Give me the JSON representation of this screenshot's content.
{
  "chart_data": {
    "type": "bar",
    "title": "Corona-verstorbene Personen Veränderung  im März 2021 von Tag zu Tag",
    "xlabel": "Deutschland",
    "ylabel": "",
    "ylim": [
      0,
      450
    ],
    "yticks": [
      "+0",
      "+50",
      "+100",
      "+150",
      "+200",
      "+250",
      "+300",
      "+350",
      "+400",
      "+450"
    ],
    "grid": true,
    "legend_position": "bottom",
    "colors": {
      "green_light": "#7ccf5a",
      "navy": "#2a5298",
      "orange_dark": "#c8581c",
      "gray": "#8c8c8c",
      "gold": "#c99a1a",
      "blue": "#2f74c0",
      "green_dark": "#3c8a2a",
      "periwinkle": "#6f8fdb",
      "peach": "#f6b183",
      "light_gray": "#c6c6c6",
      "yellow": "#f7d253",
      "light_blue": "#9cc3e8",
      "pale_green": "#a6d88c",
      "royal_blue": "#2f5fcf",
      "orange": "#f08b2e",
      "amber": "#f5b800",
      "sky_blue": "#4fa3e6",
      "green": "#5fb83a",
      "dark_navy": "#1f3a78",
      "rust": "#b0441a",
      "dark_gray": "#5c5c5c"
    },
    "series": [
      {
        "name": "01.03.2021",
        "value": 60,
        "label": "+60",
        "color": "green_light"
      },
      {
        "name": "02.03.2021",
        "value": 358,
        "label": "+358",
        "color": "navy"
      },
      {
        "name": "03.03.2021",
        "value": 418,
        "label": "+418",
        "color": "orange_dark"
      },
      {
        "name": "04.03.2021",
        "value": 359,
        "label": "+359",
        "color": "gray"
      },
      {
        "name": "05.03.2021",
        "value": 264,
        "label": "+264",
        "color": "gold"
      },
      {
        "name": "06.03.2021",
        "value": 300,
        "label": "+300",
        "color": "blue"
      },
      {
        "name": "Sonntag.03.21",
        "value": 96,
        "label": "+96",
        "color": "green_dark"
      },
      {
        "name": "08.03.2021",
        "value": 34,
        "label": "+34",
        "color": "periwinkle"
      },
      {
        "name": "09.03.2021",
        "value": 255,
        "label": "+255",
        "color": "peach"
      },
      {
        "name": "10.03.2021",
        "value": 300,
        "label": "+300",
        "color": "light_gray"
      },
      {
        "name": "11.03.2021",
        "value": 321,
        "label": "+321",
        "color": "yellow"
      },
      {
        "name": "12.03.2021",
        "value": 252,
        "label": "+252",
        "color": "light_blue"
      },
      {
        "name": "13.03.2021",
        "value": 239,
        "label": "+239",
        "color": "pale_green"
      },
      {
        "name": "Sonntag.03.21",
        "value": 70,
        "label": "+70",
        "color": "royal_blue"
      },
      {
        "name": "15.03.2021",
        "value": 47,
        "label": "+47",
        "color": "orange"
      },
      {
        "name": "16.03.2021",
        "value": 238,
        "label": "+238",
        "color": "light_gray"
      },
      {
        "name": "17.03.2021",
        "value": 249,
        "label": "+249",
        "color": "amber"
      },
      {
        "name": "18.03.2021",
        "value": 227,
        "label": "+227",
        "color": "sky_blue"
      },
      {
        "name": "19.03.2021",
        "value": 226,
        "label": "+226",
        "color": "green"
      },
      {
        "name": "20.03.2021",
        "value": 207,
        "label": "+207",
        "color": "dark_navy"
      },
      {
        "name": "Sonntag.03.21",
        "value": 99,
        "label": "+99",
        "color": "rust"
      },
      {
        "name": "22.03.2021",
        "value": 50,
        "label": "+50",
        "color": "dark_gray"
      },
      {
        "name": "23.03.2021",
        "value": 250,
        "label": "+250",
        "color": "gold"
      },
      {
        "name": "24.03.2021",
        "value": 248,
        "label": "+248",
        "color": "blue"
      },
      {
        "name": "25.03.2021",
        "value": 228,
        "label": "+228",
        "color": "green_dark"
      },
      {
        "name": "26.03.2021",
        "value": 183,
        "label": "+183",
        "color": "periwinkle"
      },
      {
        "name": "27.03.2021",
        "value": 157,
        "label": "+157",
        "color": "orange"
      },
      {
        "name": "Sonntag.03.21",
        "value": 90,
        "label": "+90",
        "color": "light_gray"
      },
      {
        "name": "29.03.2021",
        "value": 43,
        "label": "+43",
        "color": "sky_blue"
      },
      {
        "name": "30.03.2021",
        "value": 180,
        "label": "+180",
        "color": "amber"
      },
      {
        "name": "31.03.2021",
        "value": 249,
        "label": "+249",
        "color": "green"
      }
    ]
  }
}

Set exercise :: Repeat back the data above, exact to the last character.

Task solution ::
Give me the JSON representation of this screenshot's content.
{
  "chart_data": {
    "type": "bar",
    "title": "Corona-verstorbene Personen Veränderung  im März 2021 von Tag zu Tag",
    "xlabel": "Deutschland",
    "ylabel": "",
    "ylim": [
      0,
      450
    ],
    "yticks": [
      "+0",
      "+50",
      "+100",
      "+150",
      "+200",
      "+250",
      "+300",
      "+350",
      "+400",
      "+450"
    ],
    "grid": true,
    "legend_position": "bottom",
    "colors": {
      "green_light": "#7ccf5a",
      "navy": "#2a5298",
      "orange_dark": "#c8581c",
      "gray": "#8c8c8c",
      "gold": "#c99a1a",
      "blue": "#2f74c0",
      "green_dark": "#3c8a2a",
      "periwinkle": "#6f8fdb",
      "peach": "#f6b183",
      "light_gray": "#c6c6c6",
      "yellow": "#f7d253",
      "light_blue": "#9cc3e8",
      "pale_green": "#a6d88c",
      "royal_blue": "#2f5fcf",
      "orange": "#f08b2e",
      "amber": "#f5b800",
      "sky_blue": "#4fa3e6",
      "green": "#5fb83a",
      "dark_navy": "#1f3a78",
      "rust": "#b0441a",
      "dark_gray": "#5c5c5c"
    },
    "series": [
      {
        "name": "01.03.2021",
        "value": 60,
        "label": "+60",
        "color": "green_light"
      },
      {
        "name": "02.03.2021",
        "value": 358,
        "label": "+358",
        "color": "navy"
      },
      {
        "name": "03.03.2021",
        "value": 418,
        "label": "+418",
        "color": "orange_dark"
      },
      {
        "name": "04.03.2021",
        "value": 359,
        "label": "+359",
        "color": "gray"
      },
      {
        "name": "05.03.2021",
        "value": 264,
        "label": "+264",
        "color": "gold"
      },
      {
        "name": "06.03.2021",
        "value": 300,
        "label": "+300",
        "color": "blue"
      },
      {
        "name": "Sonntag.03.21",
        "value": 96,
        "label": "+96",
        "color": "green_dark"
      },
      {
        "name": "08.03.2021",
        "value": 34,
        "label": "+34",
        "color": "periwinkle"
      },
      {
        "name": "09.03.2021",
        "value": 255,
        "label": "+255",
        "color": "peach"
      },
      {
        "name": "10.03.2021",
        "value": 300,
        "label": "+300",
        "color": "light_gray"
      },
      {
        "name": "11.03.2021",
        "value": 321,
        "label": "+321",
        "color": "yellow"
      },
      {
        "name": "12.03.2021",
        "value": 252,
        "label": "+252",
        "color": "light_blue"
      },
      {
        "name": "13.03.2021",
        "value": 239,
        "label": "+239",
        "color": "pale_green"
      },
      {
        "name": "Sonntag.03.21",
        "value": 70,
        "label": "+70",
        "color": "royal_blue"
      },
      {
        "name": "15.03.2021",
        "value": 47,
        "label": "+47",
        "color": "orange"
      },
      {
        "name": "16.03.2021",
        "value": 238,
        "label": "+238",
        "color": "light_gray"
      },
      {
        "name": "17.03.2021",
        "value": 249,
        "label": "+249",
        "color": "amber"
      },
      {
        "name": "18.03.2021",
        "value": 227,
        "label": "+227",
        "color": "sky_blue"
      },
      {
        "name": "19.03.2021",
        "value": 226,
        "label": "+226",
        "color": "green"
      },
      {
        "name": "20.03.2021",
        "value": 207,
        "label": "+207",
        "color": "dark_navy"
      },
      {
        "name": "Sonntag.03.21",
        "value": 99,
        "label": "+99",
        "color": "rust"
      },
      {
        "name": "22.03.2021",
        "value": 50,
        "label": "+50",
        "color": "dark_gray"
      },
      {
        "name": "23.03.2021",
        "value": 250,
        "label": "+250",
        "color": "gold"
      },
      {
        "name": "24.03.2021",
        "value": 248,
        "label": "+248",
        "color": "blue"
      },
      {
        "name": "25.03.2021",
        "value": 228,
        "label": "+228",
        "color": "green_dark"
      },
      {
        "name": "26.03.2021",
        "value": 183,
        "label": "+183",
        "color": "periwinkle"
      },
      {
        "name": "27.03.2021",
        "value": 157,
        "label": "+157",
        "color": "orange"
      },
      {
        "name": "Sonntag.03.21",
        "value": 90,
        "label": "+90",
        "color": "light_gray"
      },
      {
        "name": "29.03.2021",
        "value": 43,
        "label": "+43",
        "color": "sky_blue"
      },
      {
        "name": "30.03.2021",
        "value": 180,
        "label": "+180",
        "color": "amber"
      },
      {
        "name": "31.03.2021",
        "value": 249,
        "label": "+249",
        "color": "green"
      }
    ]
  }
}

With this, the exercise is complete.